**Extracted information**
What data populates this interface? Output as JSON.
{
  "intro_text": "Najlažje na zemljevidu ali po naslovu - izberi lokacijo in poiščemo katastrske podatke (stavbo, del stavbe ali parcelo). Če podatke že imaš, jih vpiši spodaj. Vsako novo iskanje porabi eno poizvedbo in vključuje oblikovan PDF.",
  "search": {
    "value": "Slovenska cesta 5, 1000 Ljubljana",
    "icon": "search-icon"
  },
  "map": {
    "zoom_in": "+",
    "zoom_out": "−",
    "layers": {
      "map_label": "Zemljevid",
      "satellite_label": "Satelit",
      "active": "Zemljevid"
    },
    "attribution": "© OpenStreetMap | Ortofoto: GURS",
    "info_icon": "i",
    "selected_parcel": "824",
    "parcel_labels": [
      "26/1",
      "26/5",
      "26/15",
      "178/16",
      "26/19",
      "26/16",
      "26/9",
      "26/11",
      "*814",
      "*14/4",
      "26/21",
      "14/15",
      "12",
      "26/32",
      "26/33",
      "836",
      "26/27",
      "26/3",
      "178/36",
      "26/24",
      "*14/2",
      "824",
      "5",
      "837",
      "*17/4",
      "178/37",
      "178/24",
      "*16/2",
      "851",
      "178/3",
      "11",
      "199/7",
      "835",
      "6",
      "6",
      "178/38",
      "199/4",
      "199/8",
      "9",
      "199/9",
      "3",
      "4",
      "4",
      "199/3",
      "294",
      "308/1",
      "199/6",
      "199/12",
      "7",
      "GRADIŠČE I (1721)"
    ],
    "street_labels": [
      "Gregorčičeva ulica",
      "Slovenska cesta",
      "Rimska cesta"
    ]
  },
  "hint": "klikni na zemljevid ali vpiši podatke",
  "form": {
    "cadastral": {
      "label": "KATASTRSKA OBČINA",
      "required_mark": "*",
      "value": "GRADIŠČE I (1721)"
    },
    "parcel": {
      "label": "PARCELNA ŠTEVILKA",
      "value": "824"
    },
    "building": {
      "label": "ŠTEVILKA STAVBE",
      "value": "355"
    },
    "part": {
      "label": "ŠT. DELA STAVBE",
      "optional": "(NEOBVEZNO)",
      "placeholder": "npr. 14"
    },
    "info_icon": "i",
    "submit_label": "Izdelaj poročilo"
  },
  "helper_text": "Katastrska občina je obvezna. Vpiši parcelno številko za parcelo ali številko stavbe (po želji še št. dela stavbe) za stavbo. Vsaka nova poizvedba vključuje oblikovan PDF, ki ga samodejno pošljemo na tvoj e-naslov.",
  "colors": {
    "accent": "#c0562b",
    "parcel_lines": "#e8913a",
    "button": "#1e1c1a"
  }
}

**Set task**
Print every line of the records exactly. Omit nothing.

**Finished task**
What data populates this interface? Output as JSON.
{
  "intro_text": "Najlažje na zemljevidu ali po naslovu - izberi lokacijo in poiščemo katastrske podatke (stavbo, del stavbe ali parcelo). Če podatke že imaš, jih vpiši spodaj. Vsako novo iskanje porabi eno poizvedbo in vključuje oblikovan PDF.",
  "search": {
    "value": "Slovenska cesta 5, 1000 Ljubljana",
    "icon": "search-icon"
  },
  "map": {
    "zoom_in": "+",
    "zoom_out": "−",
    "layers": {
      "map_label": "Zemljevid",
      "satellite_label": "Satelit",
      "active": "Zemljevid"
    },
    "attribution": "© OpenStreetMap | Ortofoto: GURS",
    "info_icon": "i",
    "selected_parcel": "824",
    "parcel_labels": [
      "26/1",
      "26/5",
      "26/15",
      "178/16",
      "26/19",
      "26/16",
      "26/9",
      "26/11",
      "*814",
      "*14/4",
      "26/21",
      "14/15",
      "12",
      "26/32",
      "26/33",
      "836",
      "26/27",
      "26/3",
      "178/36",
      "26/24",
      "*14/2",
      "824",
      "5",
      "837",
      "*17/4",
      "178/37",
      "178/24",
      "*16/2",
      "851",
      "178/3",
      "11",
      "199/7",
      "835",
      "6",
      "6",
      "178/38",
      "199/4",
      "199/8",
      "9",
      "199/9",
      "3",
      "4",
      "4",
      "199/3",
      "294",
      "308/1",
      "199/6",
      "199/12",
      "7",
      "GRADIŠČE I (1721)"
    ],
    "street_labels": [
      "Gregorčičeva ulica",
      "Slovenska cesta",
      "Rimska cesta"
    ]
  },
  "hint": "klikni na zemljevid ali vpiši podatke",
  "form": {
    "cadastral": {
      "label": "KATASTRSKA OBČINA",
      "required_mark": "*",
      "value": "GRADIŠČE I (1721)"
    },
    "parcel": {
      "label": "PARCELNA ŠTEVILKA",
      "value": "824"
    },
    "building": {
      "label": "ŠTEVILKA STAVBE",
      "value": "355"
    },
    "part": {
      "label": "ŠT. DELA STAVBE",
      "optional": "(NEOBVEZNO)",
      "placeholder": "npr. 14"
    },
    "info_icon": "i",
    "submit_label": "Izdelaj poročilo"
  },
  "helper_text": "Katastrska občina je obvezna. Vpiši parcelno številko za parcelo ali številko stavbe (po želji še št. dela stavbe) za stavbo. Vsaka nova poizvedba vključuje oblikovan PDF, ki ga samodejno pošljemo na tvoj e-naslov.",
  "colors": {
    "accent": "#c0562b",
    "parcel_lines": "#e8913a",
    "button": "#1e1c1a"
  }
}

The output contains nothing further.